* TEXTO APRESENTADO
================
A civilização maleável
A incrível experiência de evangelização e civilização representada pelas verdadeiras cidades fundadas pelos jesuítas no coração da América Latina entre os séculos XVII e XVIII
de Lorenzo Cappelletti
Gianpaolo Romanato, Gesuiti, guaranì ed emigranti nelle Riduzioni del Paraguay, Ravena, Região do Vêneto-Longo Editore, 2008
Romanato, professor do Departamento de História da Universidade de Pádua e colaborador, há pouco tempo, do Pontifício Comitê de Ciências Históricas, tem em seu currículo várias publicações de história contemporânea relativas ao território vêneto e aos vênetos. Foi por essas competências que se aproximou do tema das Reduções, embora pareçam coisas distantes no tempo e no espaço. Na realidade, percorrendo as páginas de sua obra – em que há um envolvimento crescente, é preciso dizer – descobrimos que a história do território das Reduções, que supera em muito o sul do atual Paraguai, compreendendo também a província de Misiones, no nordeste da Argentina, e boa parte do Estado brasileiro do Rio Grande do Sul (uma extensão de terras, portanto, quase tão grande quanto a Itália), está ligada duplamente aos italianos, e, mais recentemente, sobretudo aos vênetos (lato sensu), que, numa epopeia que não é menor que a dos primeiros jesuítas, povoaram e civilizaram essas terras entre os séculos XIX e XX. Mas, já desde o início, um número muito grande de italianos trabalhou nessa região, a começar de sua primeira evangelização e sua primeira historiografia. A tradição da Ordem atribui aos padres jesuítas Giuseppe Cataldini ( 1653) e Simone Mascetta ( 1658) a fundação da primeira Redução, que recebeu o título de Santo Inácio. Da mesma forma, foi também um italiano que escreveu a primeira história das Reduções, tomando por base cartas de seu concidadão jesuíta Gaetano Cattaneo: Ludovico Antonio Muratori, de Módena, em seu Del cristianesimo felice nelle missioni dei Padri della Compagnia di Gesù nel Paraguay, publicado em Veneza em 1743, em plena polêmica antijesuíta, dá provas da independência de julgamento e de intenção que caracterizam um legítimo historiador, quando escreve que a verdadeira Igreja está para “encher e santificar uma parte do mundo que é maior que a própria Europa”, pois nessas terras “reaparece o espírito dos primeiros cristãos” e “mora a humildade” (cf. pp. 57-58). A propósito de humildade, deveríamos falar também, entre outros, do músico italiano Domenico Zipoli, que, a despeito de uma carreira brilhante como organista da igreja del Gesù, em Roma, partiu em missão em 1717 (morrendo de tuberculose com menos de quarenta anos); só hoje, graças à descoberta fortuita de seus manuscritos na Bolívia, conseguimos compreender sua importância, desconhecida até o momento.
Uma vista das construções que restam da Redução de Trinidad, no Paraguai
Mesmo fora da esfera acadêmica, o livro de Romanato pode constituir uma primeira leitura aconselhável a qualquer um que ainda não te do filme A missão (aliás, muito bom e citado várias vezes pelo próprio Romanato), uma fonte de conhecimento da história moderna e contemporânea desse alicerce privilegiado do mundo não apenas sul-americano que foi e é a região do Paraná, do Uruguai e do Iguaçu. É um conhecimento interessante, para qualquer um que queira entender o passado para entender e amar o presente.
================
* REGISTROS FORNECIDOS
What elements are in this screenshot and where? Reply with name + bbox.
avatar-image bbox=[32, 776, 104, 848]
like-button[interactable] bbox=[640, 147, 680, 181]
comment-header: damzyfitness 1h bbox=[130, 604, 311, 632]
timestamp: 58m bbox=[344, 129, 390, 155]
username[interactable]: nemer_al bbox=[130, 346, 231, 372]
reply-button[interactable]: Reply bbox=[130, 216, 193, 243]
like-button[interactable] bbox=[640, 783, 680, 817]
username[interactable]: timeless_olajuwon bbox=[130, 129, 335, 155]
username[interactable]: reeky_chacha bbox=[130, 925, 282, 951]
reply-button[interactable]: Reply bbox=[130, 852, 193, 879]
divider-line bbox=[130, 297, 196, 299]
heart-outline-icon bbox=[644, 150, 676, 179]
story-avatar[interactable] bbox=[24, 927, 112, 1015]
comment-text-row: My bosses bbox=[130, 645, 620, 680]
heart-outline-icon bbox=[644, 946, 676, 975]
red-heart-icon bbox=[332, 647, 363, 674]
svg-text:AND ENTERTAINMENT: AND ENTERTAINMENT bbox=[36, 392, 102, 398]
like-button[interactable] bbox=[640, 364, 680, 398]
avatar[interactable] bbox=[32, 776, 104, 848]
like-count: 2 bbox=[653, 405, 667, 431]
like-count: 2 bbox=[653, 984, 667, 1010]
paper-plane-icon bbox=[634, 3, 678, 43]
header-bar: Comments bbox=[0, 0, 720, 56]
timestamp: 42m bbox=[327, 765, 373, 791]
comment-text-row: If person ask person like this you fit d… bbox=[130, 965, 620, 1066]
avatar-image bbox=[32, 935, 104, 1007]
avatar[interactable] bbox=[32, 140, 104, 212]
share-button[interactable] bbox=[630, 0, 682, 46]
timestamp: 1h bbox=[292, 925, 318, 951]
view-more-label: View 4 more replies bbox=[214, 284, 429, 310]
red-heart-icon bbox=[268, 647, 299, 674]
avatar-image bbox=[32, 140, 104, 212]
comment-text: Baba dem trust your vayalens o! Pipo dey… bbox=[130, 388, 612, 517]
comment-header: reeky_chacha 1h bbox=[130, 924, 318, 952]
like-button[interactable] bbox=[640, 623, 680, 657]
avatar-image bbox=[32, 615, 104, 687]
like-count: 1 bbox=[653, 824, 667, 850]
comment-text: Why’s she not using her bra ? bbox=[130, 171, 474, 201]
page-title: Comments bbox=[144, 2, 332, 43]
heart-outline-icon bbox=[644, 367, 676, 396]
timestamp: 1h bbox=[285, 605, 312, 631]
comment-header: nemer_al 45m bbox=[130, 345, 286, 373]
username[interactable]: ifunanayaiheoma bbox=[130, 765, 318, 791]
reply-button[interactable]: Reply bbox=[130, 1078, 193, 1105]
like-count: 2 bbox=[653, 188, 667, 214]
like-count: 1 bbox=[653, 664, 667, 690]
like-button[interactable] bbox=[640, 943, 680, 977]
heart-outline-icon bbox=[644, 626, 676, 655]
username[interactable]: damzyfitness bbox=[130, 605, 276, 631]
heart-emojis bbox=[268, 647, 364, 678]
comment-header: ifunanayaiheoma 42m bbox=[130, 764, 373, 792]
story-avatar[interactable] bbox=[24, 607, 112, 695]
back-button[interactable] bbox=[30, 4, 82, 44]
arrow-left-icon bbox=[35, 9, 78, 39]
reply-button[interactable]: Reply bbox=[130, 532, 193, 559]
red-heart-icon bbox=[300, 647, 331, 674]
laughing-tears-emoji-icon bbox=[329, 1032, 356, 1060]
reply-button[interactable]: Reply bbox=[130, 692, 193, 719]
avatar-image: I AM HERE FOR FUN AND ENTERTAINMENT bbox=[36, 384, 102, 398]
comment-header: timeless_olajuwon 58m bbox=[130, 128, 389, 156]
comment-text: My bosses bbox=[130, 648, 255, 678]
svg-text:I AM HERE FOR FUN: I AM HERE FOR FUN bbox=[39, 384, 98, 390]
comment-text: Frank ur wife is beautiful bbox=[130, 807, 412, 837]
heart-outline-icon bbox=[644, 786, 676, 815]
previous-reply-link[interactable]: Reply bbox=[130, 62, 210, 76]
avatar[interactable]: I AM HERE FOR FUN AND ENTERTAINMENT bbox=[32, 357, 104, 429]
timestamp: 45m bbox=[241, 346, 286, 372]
================
* TAREFA PROPOSTA 1
Imprima o trecho da resenha sobre as Reduções que vai de "Uma vista das" até "amar o presente.".
* TAREFA PROPOSTA 2
Diga se cada afirmação concorda com a resenha sobre as Reduções, respondendo sim ou não e citando as palavras exatas que decidem: (a) a primeira Redução recebeu o título de Santo Inácio; (b) a obra de Muratori foi publicada em Roma; (c) Domenico Zipoli partiu em missão em 1717.
Os registros constituem um material à parte, independente da resenha sobre as Reduções.

* RESULTADO DO EXERCÍCIO 1
Uma vista das construções que restam da Redução de Trinidad, no Paraguai
Mesmo fora da esfera acadêmica, o livro de Romanato pode constituir uma primeira leitura aconselhável a qualquer um que ainda não te do filme A missão (aliás, muito bom e citado várias vezes pelo próprio Romanato), uma fonte de conhecimento da história moderna e contemporânea desse alicerce privilegiado do mundo não apenas sul-americano que foi e é a região do Paraná, do Uruguai e do Iguaçu. É um conhecimento interessante, para qualquer um que queira entender o passado para entender e amar o presente.

* RESULTADO DO EXERCÍCIO 2
(a) Sim: "a fundação da primeira Redução, que recebeu o título de Santo Inácio"
(b) Não: "publicado em Veneza em 1743"
(c) Sim: "partiu em missão em 1717"